What you are asked to do — Transcribe each entry below exactly. Pictures do not go in the copy.

Data shown —
******************************
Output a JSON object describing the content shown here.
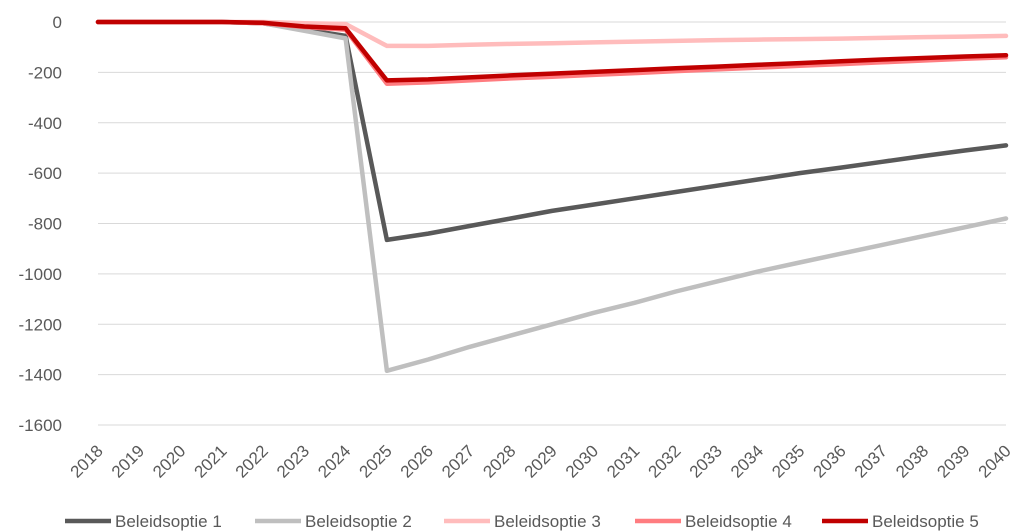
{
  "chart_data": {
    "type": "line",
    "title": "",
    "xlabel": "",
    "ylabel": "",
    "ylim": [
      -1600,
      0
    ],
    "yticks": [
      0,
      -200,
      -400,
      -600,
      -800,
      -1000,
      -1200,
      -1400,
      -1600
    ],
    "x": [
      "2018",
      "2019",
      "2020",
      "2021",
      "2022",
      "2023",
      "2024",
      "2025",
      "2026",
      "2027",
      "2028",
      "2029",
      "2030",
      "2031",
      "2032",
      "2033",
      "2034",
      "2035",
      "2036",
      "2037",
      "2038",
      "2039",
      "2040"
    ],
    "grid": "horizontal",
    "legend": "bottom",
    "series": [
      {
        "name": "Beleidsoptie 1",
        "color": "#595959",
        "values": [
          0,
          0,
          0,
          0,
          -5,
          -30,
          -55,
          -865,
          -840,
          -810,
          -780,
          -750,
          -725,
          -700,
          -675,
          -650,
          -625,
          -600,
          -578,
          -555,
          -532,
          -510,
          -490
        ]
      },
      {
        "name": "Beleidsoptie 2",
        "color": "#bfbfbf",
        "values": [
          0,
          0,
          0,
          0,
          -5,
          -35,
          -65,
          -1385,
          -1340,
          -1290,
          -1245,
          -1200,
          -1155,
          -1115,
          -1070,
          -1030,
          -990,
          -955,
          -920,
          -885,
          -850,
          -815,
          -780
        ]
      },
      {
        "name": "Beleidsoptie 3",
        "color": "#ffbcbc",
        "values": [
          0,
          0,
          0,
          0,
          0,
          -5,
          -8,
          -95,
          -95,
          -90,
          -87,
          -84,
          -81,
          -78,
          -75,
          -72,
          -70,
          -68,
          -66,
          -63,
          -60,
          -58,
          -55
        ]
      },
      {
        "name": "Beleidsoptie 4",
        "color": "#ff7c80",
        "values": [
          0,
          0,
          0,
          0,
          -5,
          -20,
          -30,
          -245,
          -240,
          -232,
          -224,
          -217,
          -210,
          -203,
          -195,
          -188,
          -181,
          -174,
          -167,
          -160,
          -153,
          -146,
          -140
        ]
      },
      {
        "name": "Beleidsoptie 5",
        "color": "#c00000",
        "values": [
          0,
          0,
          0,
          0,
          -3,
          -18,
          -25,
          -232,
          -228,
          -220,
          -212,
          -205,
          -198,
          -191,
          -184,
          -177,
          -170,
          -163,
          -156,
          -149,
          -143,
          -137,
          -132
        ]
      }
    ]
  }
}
******************************
Answer for this exercise —
Output a JSON object describing the content shown here.
{
  "chart_data": {
    "type": "line",
    "title": "",
    "xlabel": "",
    "ylabel": "",
    "ylim": [
      -1600,
      0
    ],
    "yticks": [
      0,
      -200,
      -400,
      -600,
      -800,
      -1000,
      -1200,
      -1400,
      -1600
    ],
    "x": [
      "2018",
      "2019",
      "2020",
      "2021",
      "2022",
      "2023",
      "2024",
      "2025",
      "2026",
      "2027",
      "2028",
      "2029",
      "2030",
      "2031",
      "2032",
      "2033",
      "2034",
      "2035",
      "2036",
      "2037",
      "2038",
      "2039",
      "2040"
    ],
    "grid": "horizontal",
    "legend": "bottom",
    "series": [
      {
        "name": "Beleidsoptie 1",
        "color": "#595959",
        "values": [
          0,
          0,
          0,
          0,
          -5,
          -30,
          -55,
          -865,
          -840,
          -810,
          -780,
          -750,
          -725,
          -700,
          -675,
          -650,
          -625,
          -600,
          -578,
          -555,
          -532,
          -510,
          -490
        ]
      },
      {
        "name": "Beleidsoptie 2",
        "color": "#bfbfbf",
        "values": [
          0,
          0,
          0,
          0,
          -5,
          -35,
          -65,
          -1385,
          -1340,
          -1290,
          -1245,
          -1200,
          -1155,
          -1115,
          -1070,
          -1030,
          -990,
          -955,
          -920,
          -885,
          -850,
          -815,
          -780
        ]
      },
      {
        "name": "Beleidsoptie 3",
        "color": "#ffbcbc",
        "values": [
          0,
          0,
          0,
          0,
          0,
          -5,
          -8,
          -95,
          -95,
          -90,
          -87,
          -84,
          -81,
          -78,
          -75,
          -72,
          -70,
          -68,
          -66,
          -63,
          -60,
          -58,
          -55
        ]
      },
      {
        "name": "Beleidsoptie 4",
        "color": "#ff7c80",
        "values": [
          0,
          0,
          0,
          0,
          -5,
          -20,
          -30,
          -245,
          -240,
          -232,
          -224,
          -217,
          -210,
          -203,
          -195,
          -188,
          -181,
          -174,
          -167,
          -160,
          -153,
          -146,
          -140
        ]
      },
      {
        "name": "Beleidsoptie 5",
        "color": "#c00000",
        "values": [
          0,
          0,
          0,
          0,
          -3,
          -18,
          -25,
          -232,
          -228,
          -220,
          -212,
          -205,
          -198,
          -191,
          -184,
          -177,
          -170,
          -163,
          -156,
          -149,
          -143,
          -137,
          -132
        ]
      }
    ]
  }
}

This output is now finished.